[Source records]
:::

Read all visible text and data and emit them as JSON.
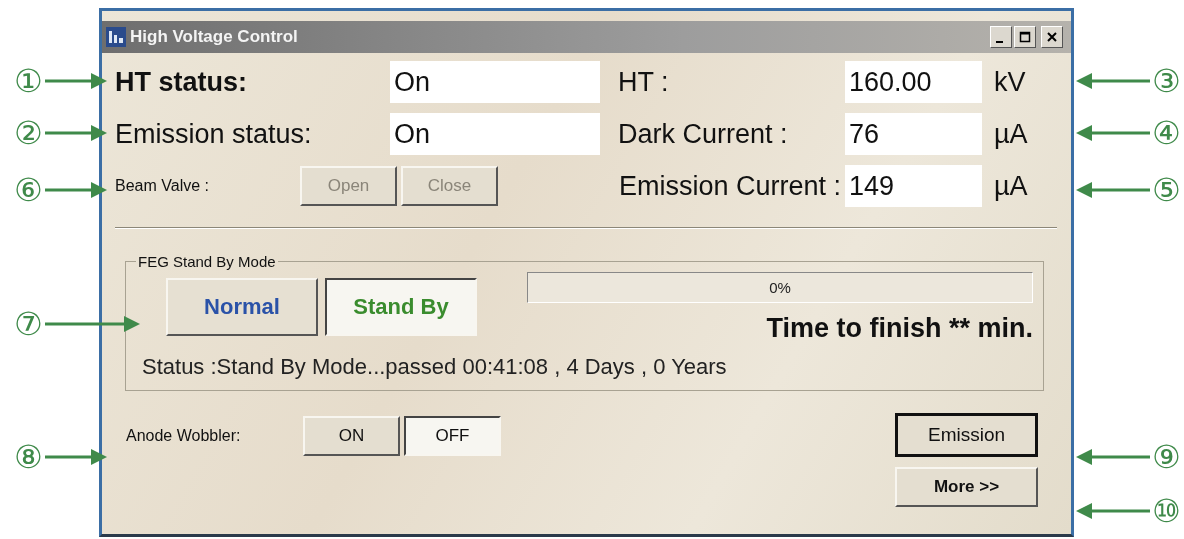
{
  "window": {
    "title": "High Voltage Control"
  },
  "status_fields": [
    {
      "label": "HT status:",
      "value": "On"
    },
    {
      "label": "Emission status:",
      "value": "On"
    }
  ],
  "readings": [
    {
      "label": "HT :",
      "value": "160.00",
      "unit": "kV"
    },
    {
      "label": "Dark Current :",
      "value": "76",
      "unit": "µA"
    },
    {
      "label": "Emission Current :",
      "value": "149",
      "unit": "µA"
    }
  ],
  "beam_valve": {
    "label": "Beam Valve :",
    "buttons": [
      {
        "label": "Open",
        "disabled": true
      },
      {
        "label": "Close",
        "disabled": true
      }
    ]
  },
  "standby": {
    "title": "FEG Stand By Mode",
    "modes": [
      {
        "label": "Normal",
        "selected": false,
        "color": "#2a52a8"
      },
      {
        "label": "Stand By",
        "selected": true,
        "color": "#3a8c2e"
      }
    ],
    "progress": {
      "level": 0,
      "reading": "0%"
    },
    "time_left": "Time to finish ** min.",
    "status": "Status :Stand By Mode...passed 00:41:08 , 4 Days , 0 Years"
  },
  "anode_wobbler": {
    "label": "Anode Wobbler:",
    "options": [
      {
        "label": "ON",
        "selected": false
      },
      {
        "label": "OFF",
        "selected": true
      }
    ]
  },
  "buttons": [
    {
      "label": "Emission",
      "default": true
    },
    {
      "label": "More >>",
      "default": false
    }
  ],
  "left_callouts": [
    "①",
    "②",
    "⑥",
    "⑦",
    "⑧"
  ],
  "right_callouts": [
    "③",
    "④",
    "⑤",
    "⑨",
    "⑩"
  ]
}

:::

### Your objective
Search the material above for "selected". Pull out each line where it shows up.

### Answer to this exercise
        "selected": false,
        "selected": true,
        "selected": false
        "selected": true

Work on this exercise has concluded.